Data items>
# # # #
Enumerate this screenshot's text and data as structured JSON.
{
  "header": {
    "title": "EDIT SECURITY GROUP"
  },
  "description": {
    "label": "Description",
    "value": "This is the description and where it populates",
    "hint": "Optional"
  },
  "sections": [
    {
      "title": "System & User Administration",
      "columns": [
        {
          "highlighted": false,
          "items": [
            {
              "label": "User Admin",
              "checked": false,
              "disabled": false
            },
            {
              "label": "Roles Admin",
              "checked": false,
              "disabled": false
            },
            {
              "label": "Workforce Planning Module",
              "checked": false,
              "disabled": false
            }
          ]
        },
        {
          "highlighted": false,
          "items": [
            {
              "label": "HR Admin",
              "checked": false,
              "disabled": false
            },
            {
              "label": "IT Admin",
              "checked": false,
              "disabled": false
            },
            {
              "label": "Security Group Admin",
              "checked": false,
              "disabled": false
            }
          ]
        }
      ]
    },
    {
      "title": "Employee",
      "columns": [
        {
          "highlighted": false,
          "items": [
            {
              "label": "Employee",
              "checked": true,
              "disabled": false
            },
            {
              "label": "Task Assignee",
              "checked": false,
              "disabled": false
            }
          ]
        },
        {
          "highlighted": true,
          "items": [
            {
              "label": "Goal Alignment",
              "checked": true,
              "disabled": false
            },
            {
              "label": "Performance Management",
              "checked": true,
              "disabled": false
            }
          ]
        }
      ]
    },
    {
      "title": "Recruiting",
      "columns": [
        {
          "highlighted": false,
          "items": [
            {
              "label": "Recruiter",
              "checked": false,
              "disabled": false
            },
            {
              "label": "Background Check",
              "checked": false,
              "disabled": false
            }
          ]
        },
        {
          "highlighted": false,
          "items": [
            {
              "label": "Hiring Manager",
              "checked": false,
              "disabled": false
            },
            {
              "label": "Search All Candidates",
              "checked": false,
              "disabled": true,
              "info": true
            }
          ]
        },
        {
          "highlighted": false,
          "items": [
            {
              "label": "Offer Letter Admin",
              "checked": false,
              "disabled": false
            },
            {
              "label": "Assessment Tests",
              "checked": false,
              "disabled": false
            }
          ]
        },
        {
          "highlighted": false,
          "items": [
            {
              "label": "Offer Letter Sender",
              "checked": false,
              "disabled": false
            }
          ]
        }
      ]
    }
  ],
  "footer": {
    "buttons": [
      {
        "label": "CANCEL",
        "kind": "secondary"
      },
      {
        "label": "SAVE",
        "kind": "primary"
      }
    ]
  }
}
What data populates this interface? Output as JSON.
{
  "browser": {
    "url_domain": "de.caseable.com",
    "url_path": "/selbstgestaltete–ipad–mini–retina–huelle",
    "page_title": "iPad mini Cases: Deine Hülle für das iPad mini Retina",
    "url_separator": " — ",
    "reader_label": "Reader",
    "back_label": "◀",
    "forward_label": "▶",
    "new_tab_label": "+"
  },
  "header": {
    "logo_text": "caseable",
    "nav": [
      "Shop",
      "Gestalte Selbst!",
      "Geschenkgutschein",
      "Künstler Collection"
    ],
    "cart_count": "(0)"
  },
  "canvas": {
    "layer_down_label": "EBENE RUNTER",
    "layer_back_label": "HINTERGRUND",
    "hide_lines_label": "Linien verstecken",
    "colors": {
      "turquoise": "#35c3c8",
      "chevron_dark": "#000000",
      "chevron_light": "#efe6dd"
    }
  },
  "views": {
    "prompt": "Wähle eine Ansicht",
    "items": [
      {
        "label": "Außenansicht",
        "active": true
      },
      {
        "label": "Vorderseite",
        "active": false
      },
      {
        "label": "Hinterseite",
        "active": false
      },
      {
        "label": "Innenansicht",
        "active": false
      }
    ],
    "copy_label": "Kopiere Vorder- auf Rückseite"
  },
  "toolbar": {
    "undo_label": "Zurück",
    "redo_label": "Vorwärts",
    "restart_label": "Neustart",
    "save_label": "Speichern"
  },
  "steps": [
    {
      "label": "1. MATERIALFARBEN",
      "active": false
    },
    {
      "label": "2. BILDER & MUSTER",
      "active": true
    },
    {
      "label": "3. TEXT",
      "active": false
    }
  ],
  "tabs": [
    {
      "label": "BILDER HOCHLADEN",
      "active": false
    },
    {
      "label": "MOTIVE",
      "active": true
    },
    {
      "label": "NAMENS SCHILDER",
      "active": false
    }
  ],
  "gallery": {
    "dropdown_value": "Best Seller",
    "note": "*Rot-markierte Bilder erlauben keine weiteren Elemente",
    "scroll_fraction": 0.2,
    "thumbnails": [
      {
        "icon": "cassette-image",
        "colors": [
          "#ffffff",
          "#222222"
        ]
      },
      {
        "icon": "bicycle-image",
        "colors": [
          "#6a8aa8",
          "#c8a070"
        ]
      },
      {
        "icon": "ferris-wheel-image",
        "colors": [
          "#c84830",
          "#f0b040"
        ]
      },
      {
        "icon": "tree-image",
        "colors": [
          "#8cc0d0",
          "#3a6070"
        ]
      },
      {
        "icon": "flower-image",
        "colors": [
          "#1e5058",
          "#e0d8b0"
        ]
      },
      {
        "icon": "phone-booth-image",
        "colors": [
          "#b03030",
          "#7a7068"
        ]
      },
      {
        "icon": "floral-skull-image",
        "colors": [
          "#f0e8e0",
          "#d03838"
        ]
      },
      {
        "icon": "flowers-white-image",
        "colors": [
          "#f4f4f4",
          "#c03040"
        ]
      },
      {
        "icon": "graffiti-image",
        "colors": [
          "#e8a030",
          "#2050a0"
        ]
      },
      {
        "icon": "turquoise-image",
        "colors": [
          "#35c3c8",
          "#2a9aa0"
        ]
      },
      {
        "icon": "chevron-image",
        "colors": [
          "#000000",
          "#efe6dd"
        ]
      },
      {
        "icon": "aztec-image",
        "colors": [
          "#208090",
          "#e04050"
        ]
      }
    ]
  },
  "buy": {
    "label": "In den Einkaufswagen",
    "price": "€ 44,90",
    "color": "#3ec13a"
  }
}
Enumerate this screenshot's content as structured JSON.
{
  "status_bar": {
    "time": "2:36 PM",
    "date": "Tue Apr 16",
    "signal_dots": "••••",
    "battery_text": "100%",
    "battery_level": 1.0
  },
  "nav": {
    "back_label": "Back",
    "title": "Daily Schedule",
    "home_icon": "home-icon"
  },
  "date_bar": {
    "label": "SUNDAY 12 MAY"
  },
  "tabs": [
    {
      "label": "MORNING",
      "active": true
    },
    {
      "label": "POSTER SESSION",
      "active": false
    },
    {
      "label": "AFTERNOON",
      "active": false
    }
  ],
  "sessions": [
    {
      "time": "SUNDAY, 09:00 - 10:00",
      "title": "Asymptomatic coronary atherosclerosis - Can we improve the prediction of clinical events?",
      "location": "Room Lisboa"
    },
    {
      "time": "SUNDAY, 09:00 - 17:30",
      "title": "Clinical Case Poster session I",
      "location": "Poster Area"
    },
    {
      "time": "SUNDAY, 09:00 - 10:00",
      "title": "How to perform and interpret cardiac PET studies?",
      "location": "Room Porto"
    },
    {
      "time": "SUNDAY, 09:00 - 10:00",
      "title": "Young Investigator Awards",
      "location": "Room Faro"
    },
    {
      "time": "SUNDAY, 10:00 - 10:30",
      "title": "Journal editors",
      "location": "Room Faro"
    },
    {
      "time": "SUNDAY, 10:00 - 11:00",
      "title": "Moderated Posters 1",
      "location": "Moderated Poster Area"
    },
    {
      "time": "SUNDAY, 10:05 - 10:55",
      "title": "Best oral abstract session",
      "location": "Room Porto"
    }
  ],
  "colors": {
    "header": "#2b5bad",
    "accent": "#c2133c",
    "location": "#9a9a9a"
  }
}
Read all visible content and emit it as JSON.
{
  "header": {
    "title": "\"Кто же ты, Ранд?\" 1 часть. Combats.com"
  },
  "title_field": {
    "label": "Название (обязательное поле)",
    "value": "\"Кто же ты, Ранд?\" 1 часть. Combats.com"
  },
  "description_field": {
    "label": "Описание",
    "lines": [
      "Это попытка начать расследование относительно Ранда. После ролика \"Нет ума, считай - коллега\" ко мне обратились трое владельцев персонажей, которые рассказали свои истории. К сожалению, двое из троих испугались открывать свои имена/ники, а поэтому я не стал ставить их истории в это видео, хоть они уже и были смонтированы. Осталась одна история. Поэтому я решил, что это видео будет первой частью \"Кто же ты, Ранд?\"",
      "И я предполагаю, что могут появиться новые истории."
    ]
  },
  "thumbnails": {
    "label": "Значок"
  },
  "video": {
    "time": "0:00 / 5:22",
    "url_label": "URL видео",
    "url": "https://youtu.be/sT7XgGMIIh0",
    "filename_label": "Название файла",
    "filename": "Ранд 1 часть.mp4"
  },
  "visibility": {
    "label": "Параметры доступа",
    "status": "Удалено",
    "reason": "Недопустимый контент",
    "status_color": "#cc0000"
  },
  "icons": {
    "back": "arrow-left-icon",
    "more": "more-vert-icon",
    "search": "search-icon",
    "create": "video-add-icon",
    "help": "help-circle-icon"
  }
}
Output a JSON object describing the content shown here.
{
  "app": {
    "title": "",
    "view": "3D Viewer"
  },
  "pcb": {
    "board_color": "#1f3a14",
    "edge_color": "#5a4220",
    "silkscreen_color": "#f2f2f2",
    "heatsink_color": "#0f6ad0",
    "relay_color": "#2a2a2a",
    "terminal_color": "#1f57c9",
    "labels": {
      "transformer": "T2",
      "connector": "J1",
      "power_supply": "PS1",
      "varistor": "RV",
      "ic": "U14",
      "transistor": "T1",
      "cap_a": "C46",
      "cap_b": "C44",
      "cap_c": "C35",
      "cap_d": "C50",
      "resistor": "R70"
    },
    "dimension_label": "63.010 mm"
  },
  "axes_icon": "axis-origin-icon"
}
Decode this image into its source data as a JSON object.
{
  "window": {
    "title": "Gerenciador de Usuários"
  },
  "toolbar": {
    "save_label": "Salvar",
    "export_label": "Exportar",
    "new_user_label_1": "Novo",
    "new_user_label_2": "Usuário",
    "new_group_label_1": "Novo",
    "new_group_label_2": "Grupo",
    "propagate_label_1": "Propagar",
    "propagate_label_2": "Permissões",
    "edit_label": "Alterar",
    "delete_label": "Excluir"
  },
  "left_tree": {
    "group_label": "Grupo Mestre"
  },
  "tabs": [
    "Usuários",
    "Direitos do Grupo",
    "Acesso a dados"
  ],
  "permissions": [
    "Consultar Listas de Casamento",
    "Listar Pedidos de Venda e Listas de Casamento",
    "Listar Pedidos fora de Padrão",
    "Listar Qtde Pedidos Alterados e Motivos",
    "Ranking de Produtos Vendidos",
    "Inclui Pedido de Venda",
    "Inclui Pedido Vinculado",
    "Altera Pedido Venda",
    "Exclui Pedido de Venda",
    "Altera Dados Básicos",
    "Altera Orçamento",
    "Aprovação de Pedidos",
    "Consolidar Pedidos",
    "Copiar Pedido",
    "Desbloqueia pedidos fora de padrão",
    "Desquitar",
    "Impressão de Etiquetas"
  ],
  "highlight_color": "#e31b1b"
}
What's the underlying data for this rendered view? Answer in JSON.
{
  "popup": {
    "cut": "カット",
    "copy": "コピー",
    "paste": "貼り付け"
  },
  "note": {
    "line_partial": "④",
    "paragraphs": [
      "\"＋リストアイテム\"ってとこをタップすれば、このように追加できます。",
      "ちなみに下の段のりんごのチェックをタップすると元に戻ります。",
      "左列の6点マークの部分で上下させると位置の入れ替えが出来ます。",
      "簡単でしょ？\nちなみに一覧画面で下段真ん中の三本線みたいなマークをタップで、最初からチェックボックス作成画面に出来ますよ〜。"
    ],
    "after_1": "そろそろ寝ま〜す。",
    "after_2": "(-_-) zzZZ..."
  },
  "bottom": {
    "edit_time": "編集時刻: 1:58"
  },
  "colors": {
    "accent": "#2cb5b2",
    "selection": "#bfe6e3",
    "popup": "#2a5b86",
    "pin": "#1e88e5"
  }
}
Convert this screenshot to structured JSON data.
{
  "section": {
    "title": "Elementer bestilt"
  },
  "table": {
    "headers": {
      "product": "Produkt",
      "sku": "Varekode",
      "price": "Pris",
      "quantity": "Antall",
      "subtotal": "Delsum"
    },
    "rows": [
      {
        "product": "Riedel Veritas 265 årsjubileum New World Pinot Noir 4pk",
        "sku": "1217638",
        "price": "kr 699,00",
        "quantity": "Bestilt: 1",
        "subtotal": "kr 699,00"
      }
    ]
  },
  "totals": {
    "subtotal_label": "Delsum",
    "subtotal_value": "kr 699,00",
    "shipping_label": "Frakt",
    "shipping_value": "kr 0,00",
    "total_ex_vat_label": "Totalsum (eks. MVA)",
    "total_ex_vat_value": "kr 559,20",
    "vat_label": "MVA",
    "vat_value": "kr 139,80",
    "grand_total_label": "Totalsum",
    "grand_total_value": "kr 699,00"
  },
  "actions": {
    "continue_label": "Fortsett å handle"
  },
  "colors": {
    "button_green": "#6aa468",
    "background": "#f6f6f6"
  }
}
# # # #
How many lines in the records above contain the word "Название"? Give only the number.

TASK RESPONSE>
2